Given information:

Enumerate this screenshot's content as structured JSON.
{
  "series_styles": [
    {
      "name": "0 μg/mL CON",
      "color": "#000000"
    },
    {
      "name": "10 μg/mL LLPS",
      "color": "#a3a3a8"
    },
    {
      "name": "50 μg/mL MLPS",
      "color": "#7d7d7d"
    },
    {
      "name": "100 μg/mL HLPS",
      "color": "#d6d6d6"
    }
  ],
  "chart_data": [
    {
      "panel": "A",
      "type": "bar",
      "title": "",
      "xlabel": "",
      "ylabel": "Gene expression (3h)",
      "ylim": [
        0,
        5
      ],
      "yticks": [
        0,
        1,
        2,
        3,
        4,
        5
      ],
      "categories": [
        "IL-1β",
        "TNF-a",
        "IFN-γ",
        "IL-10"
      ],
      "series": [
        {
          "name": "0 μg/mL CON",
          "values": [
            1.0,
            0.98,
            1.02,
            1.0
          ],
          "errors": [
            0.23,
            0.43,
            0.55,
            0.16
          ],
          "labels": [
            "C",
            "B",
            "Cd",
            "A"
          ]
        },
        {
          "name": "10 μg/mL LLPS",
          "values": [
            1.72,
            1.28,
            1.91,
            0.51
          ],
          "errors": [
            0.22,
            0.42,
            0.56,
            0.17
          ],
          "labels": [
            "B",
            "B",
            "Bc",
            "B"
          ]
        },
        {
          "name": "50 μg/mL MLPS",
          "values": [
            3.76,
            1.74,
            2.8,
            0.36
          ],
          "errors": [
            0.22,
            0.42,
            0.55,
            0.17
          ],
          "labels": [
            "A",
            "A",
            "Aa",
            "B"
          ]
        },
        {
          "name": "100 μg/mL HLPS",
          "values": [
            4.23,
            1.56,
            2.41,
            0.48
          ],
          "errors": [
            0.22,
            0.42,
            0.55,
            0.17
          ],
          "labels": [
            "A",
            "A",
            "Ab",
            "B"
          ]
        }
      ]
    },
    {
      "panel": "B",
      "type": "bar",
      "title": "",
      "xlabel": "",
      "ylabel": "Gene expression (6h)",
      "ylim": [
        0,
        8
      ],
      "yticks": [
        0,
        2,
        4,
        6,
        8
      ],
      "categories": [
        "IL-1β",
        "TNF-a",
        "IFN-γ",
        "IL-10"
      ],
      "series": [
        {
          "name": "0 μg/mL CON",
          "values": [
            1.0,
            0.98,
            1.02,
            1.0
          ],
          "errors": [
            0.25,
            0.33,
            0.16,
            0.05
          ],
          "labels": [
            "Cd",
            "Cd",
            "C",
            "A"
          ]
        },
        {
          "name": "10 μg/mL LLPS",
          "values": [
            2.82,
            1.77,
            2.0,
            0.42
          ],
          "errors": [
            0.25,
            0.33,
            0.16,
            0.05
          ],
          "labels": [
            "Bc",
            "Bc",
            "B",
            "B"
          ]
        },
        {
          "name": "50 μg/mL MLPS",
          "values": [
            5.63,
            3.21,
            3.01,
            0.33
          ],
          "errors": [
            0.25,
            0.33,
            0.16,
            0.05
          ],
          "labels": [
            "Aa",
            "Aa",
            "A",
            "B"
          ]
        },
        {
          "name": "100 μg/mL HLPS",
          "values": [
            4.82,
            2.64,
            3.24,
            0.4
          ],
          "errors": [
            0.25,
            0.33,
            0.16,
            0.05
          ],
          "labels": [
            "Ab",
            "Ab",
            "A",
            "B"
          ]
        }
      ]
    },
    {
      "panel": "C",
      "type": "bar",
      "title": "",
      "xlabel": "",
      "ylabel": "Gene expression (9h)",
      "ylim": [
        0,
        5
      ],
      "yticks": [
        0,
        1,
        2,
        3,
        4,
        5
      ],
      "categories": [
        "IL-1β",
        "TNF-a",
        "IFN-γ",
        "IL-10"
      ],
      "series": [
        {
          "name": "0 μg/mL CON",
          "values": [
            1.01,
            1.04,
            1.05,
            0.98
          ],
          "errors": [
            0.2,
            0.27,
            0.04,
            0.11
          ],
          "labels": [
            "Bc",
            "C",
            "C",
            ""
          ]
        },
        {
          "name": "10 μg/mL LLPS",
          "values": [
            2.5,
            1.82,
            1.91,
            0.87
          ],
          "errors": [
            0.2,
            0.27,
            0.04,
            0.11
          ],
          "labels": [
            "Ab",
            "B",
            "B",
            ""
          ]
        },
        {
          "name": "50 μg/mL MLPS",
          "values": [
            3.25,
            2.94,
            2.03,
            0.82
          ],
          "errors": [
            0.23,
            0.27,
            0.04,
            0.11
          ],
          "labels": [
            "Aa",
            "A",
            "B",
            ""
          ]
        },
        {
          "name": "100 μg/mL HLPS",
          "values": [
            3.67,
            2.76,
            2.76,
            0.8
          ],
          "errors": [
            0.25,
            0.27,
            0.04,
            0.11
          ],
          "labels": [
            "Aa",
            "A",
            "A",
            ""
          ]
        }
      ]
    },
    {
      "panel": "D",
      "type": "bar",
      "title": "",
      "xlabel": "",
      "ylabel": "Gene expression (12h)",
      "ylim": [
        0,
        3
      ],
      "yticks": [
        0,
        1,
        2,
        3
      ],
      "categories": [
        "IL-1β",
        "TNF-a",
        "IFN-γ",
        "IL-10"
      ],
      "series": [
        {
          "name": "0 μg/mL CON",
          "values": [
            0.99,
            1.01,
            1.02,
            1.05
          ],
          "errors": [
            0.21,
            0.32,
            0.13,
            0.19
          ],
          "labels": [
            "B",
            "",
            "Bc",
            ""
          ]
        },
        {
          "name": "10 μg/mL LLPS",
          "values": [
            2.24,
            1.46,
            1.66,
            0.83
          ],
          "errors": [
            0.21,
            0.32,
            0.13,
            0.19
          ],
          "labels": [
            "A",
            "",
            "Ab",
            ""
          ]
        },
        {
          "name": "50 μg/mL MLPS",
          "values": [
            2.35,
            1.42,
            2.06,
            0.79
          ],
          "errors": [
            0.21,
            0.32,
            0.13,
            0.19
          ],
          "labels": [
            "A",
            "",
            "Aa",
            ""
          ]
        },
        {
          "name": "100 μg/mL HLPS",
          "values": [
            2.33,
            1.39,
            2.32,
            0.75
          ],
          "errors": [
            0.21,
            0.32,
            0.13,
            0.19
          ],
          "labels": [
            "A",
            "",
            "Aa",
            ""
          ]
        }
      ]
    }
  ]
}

What this task involves:
Copy each line of the data that contains the word "color".

Full answer:
      "color": "#000000"
      "color": "#a3a3a8"
      "color": "#7d7d7d"
      "color": "#d6d6d6"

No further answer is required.